### Given request
Output the entries below exactly as written, omitting pictures.

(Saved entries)
-.-.-
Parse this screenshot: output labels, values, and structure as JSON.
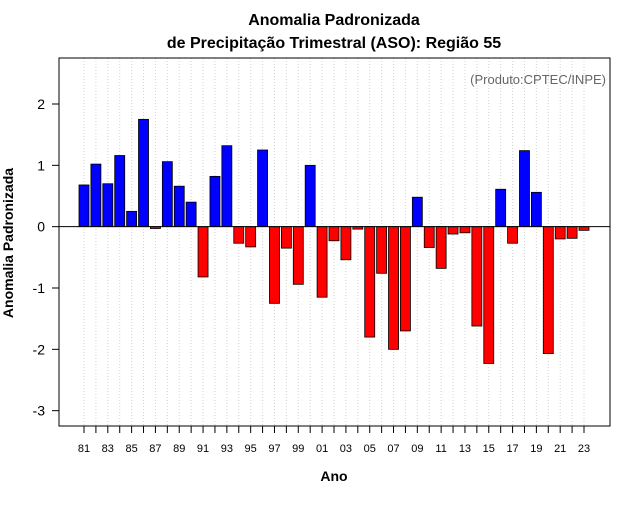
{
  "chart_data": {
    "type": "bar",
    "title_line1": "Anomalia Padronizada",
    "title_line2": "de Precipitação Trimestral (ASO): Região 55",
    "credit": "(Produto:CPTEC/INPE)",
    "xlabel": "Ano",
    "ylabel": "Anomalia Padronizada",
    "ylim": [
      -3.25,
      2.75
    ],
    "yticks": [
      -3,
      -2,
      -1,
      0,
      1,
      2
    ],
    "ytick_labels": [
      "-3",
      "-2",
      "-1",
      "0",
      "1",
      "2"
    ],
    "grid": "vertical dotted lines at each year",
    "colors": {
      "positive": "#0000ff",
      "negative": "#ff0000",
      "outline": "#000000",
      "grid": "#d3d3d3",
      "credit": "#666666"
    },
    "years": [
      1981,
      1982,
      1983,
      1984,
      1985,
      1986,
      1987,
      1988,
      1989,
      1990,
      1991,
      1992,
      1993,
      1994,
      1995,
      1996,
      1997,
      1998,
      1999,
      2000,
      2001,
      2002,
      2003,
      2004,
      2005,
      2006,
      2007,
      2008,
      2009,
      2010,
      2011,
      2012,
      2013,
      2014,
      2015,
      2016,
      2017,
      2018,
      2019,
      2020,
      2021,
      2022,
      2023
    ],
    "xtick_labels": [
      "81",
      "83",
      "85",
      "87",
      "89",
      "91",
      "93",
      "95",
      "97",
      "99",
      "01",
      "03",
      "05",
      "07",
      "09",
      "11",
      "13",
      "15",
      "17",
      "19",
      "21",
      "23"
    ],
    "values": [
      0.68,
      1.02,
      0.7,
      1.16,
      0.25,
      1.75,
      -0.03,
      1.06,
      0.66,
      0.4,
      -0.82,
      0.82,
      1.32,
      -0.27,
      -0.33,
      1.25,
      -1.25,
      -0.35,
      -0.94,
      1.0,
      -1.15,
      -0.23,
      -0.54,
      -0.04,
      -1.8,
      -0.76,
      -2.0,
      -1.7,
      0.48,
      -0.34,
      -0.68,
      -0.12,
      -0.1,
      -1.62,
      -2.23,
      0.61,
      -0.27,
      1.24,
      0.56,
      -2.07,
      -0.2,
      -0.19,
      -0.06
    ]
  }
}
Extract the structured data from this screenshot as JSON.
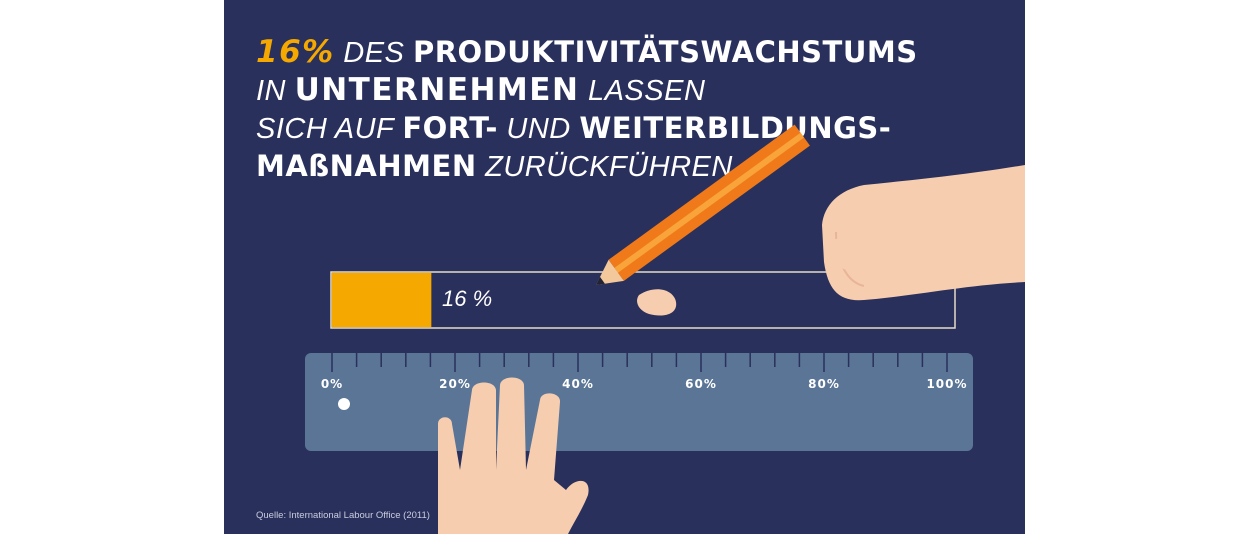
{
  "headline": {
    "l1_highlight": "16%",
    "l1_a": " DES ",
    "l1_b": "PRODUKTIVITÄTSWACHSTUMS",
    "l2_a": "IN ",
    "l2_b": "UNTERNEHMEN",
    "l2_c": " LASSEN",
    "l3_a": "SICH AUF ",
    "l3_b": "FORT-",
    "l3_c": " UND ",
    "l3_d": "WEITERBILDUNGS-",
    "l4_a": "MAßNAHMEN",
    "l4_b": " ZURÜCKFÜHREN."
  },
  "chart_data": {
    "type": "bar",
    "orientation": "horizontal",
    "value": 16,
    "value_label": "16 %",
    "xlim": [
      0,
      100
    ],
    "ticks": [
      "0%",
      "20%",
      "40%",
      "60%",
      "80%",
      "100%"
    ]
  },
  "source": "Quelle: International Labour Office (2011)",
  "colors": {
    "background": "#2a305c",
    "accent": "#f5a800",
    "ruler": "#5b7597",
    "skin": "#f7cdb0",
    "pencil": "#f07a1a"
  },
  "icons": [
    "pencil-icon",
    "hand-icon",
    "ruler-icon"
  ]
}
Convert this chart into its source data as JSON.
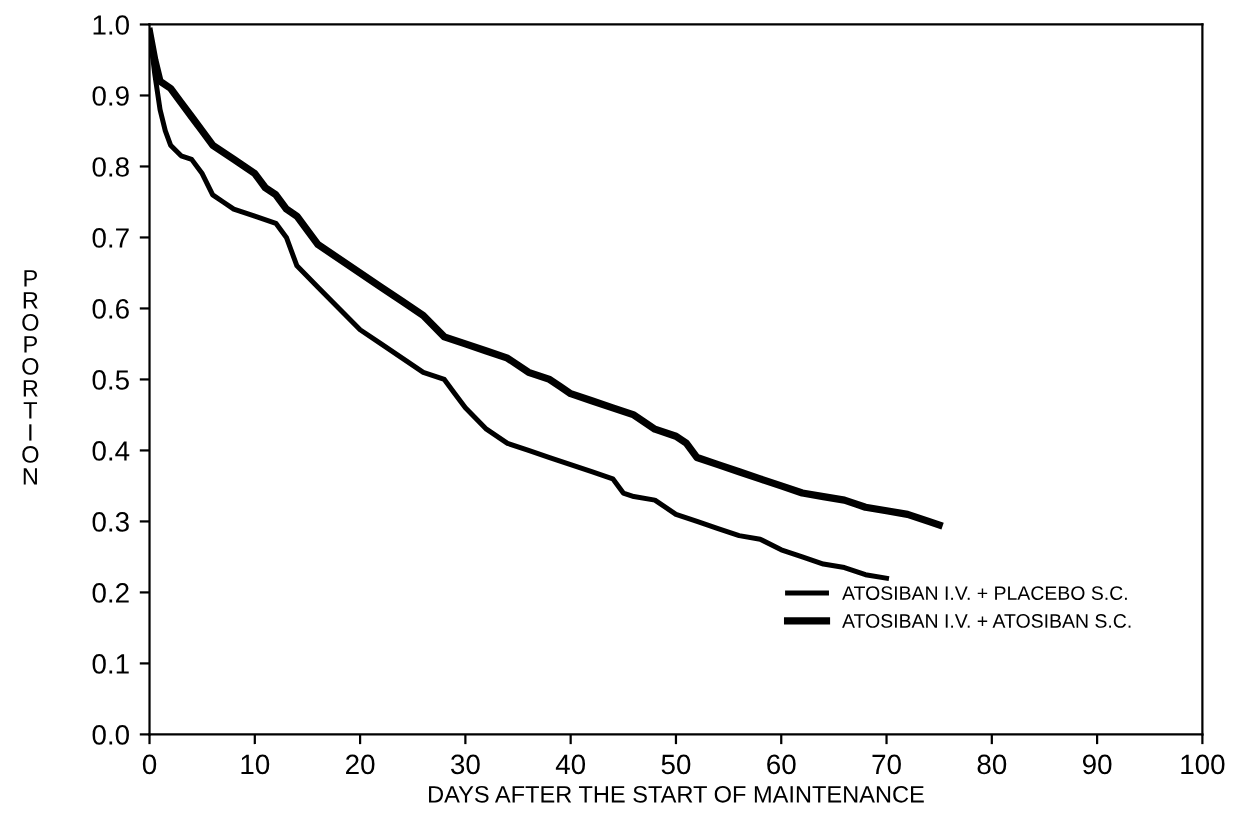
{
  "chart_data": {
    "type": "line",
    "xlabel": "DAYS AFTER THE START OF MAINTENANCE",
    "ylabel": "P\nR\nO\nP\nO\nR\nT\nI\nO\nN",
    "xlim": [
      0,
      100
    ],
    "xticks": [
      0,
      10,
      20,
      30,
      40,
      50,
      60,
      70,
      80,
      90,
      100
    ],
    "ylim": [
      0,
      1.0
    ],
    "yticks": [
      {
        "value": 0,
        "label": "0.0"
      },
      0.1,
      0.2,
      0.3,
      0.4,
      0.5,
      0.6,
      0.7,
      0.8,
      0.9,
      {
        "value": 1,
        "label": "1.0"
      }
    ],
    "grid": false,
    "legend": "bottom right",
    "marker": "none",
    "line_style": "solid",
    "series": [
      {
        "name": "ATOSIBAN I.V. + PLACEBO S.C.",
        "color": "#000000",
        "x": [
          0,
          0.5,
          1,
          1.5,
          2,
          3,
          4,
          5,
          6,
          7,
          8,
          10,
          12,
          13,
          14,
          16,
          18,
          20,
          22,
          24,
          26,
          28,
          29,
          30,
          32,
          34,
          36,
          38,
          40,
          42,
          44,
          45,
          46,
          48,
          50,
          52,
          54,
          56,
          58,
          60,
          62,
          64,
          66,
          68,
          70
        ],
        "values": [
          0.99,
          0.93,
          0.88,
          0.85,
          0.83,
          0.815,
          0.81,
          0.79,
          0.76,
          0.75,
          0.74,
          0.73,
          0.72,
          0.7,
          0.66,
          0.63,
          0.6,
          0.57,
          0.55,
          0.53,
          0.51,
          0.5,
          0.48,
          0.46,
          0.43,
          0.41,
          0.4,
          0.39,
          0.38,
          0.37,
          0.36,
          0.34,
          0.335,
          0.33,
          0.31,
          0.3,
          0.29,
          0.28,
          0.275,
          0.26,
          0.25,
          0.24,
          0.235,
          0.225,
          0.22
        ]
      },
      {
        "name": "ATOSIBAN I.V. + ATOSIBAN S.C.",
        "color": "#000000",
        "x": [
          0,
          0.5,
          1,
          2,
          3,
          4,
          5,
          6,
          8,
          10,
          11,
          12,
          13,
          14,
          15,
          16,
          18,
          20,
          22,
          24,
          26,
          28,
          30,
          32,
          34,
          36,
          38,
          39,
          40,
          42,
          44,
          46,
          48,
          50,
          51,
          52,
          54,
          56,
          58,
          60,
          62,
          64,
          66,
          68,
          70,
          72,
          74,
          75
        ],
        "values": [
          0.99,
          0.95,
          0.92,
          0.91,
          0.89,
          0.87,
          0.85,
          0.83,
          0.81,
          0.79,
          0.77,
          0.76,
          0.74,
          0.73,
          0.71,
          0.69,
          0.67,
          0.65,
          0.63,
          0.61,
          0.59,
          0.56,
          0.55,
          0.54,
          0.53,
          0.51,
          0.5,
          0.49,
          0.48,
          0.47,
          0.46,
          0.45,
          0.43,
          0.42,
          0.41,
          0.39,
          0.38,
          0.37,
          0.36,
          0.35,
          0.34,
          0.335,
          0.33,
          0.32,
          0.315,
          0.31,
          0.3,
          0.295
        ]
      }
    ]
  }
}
-.-.-
### Completed task
Parse this screenshot: output labels, values, and structure as JSON.
{
  "chart_data": {
    "type": "bar",
    "title_line1": "Anomalia Padronizada",
    "title_line2": "de Precipitação Trimestral (ASO): Região 55",
    "credit": "(Produto:CPTEC/INPE)",
    "xlabel": "Ano",
    "ylabel": "Anomalia Padronizada",
    "ylim": [
      -3.25,
      2.75
    ],
    "yticks": [
      -3,
      -2,
      -1,
      0,
      1,
      2
    ],
    "ytick_labels": [
      "-3",
      "-2",
      "-1",
      "0",
      "1",
      "2"
    ],
    "grid": "vertical dotted lines at each year",
    "colors": {
      "positive": "#0000ff",
      "negative": "#ff0000",
      "outline": "#000000",
      "grid": "#d3d3d3",
      "credit": "#666666"
    },
    "years": [
      1981,
      1982,
      1983,
      1984,
      1985,
      1986,
      1987,
      1988,
      1989,
      1990,
      1991,
      1992,
      1993,
      1994,
      1995,
      1996,
      1997,
      1998,
      1999,
      2000,
      2001,
      2002,
      2003,
      2004,
      2005,
      2006,
      2007,
      2008,
      2009,
      2010,
      2011,
      2012,
      2013,
      2014,
      2015,
      2016,
      2017,
      2018,
      2019,
      2020,
      2021,
      2022,
      2023
    ],
    "xtick_labels": [
      "81",
      "83",
      "85",
      "87",
      "89",
      "91",
      "93",
      "95",
      "97",
      "99",
      "01",
      "03",
      "05",
      "07",
      "09",
      "11",
      "13",
      "15",
      "17",
      "19",
      "21",
      "23"
    ],
    "values": [
      0.68,
      1.02,
      0.7,
      1.16,
      0.25,
      1.75,
      -0.03,
      1.06,
      0.66,
      0.4,
      -0.82,
      0.82,
      1.32,
      -0.27,
      -0.33,
      1.25,
      -1.25,
      -0.35,
      -0.94,
      1.0,
      -1.15,
      -0.23,
      -0.54,
      -0.04,
      -1.8,
      -0.76,
      -2.0,
      -1.7,
      0.48,
      -0.34,
      -0.68,
      -0.12,
      -0.1,
      -1.62,
      -2.23,
      0.61,
      -0.27,
      1.24,
      0.56,
      -2.07,
      -0.2,
      -0.19,
      -0.06
    ]
  }
}
Extract the structured data from this screenshot as JSON.
{
  "headline": {
    "l1_highlight": "16%",
    "l1_a": " DES ",
    "l1_b": "PRODUKTIVITÄTSWACHSTUMS",
    "l2_a": "IN ",
    "l2_b": "UNTERNEHMEN",
    "l2_c": " LASSEN",
    "l3_a": "SICH AUF ",
    "l3_b": "FORT-",
    "l3_c": " UND ",
    "l3_d": "WEITERBILDUNGS-",
    "l4_a": "MAßNAHMEN",
    "l4_b": " ZURÜCKFÜHREN."
  },
  "chart_data": {
    "type": "bar",
    "orientation": "horizontal",
    "value": 16,
    "value_label": "16 %",
    "xlim": [
      0,
      100
    ],
    "ticks": [
      "0%",
      "20%",
      "40%",
      "60%",
      "80%",
      "100%"
    ]
  },
  "source": "Quelle: International Labour Office (2011)",
  "colors": {
    "background": "#2a305c",
    "accent": "#f5a800",
    "ruler": "#5b7597",
    "skin": "#f7cdb0",
    "pencil": "#f07a1a"
  },
  "icons": [
    "pencil-icon",
    "hand-icon",
    "ruler-icon"
  ]
}
Convert this chart into its source data as JSON.
{
  "chart_data": {
    "type": "line",
    "xlabel": "DAYS AFTER THE START OF MAINTENANCE",
    "ylabel": "P\nR\nO\nP\nO\nR\nT\nI\nO\nN",
    "xlim": [
      0,
      100
    ],
    "xticks": [
      0,
      10,
      20,
      30,
      40,
      50,
      60,
      70,
      80,
      90,
      100
    ],
    "ylim": [
      0,
      1.0
    ],
    "yticks": [
      {
        "value": 0,
        "label": "0.0"
      },
      0.1,
      0.2,
      0.3,
      0.4,
      0.5,
      0.6,
      0.7,
      0.8,
      0.9,
      {
        "value": 1,
        "label": "1.0"
      }
    ],
    "grid": false,
    "legend": "bottom right",
    "marker": "none",
    "line_style": "solid",
    "series": [
      {
        "name": "ATOSIBAN I.V. + PLACEBO S.C.",
        "color": "#000000",
        "x": [
          0,
          0.5,
          1,
          1.5,
          2,
          3,
          4,
          5,
          6,
          7,
          8,
          10,
          12,
          13,
          14,
          16,
          18,
          20,
          22,
          24,
          26,
          28,
          29,
          30,
          32,
          34,
          36,
          38,
          40,
          42,
          44,
          45,
          46,
          48,
          50,
          52,
          54,
          56,
          58,
          60,
          62,
          64,
          66,
          68,
          70
        ],
        "values": [
          0.99,
          0.93,
          0.88,
          0.85,
          0.83,
          0.815,
          0.81,
          0.79,
          0.76,
          0.75,
          0.74,
          0.73,
          0.72,
          0.7,
          0.66,
          0.63,
          0.6,
          0.57,
          0.55,
          0.53,
          0.51,
          0.5,
          0.48,
          0.46,
          0.43,
          0.41,
          0.4,
          0.39,
          0.38,
          0.37,
          0.36,
          0.34,
          0.335,
          0.33,
          0.31,
          0.3,
          0.29,
          0.28,
          0.275,
          0.26,
          0.25,
          0.24,
          0.235,
          0.225,
          0.22
        ]
      },
      {
        "name": "ATOSIBAN I.V. + ATOSIBAN S.C.",
        "color": "#000000",
        "x": [
          0,
          0.5,
          1,
          2,
          3,
          4,
          5,
          6,
          8,
          10,
          11,
          12,
          13,
          14,
          15,
          16,
          18,
          20,
          22,
          24,
          26,
          28,
          30,
          32,
          34,
          36,
          38,
          39,
          40,
          42,
          44,
          46,
          48,
          50,
          51,
          52,
          54,
          56,
          58,
          60,
          62,
          64,
          66,
          68,
          70,
          72,
          74,
          75
        ],
        "values": [
          0.99,
          0.95,
          0.92,
          0.91,
          0.89,
          0.87,
          0.85,
          0.83,
          0.81,
          0.79,
          0.77,
          0.76,
          0.74,
          0.73,
          0.71,
          0.69,
          0.67,
          0.65,
          0.63,
          0.61,
          0.59,
          0.56,
          0.55,
          0.54,
          0.53,
          0.51,
          0.5,
          0.49,
          0.48,
          0.47,
          0.46,
          0.45,
          0.43,
          0.42,
          0.41,
          0.39,
          0.38,
          0.37,
          0.36,
          0.35,
          0.34,
          0.335,
          0.33,
          0.32,
          0.315,
          0.31,
          0.3,
          0.295
        ]
      }
    ]
  }
}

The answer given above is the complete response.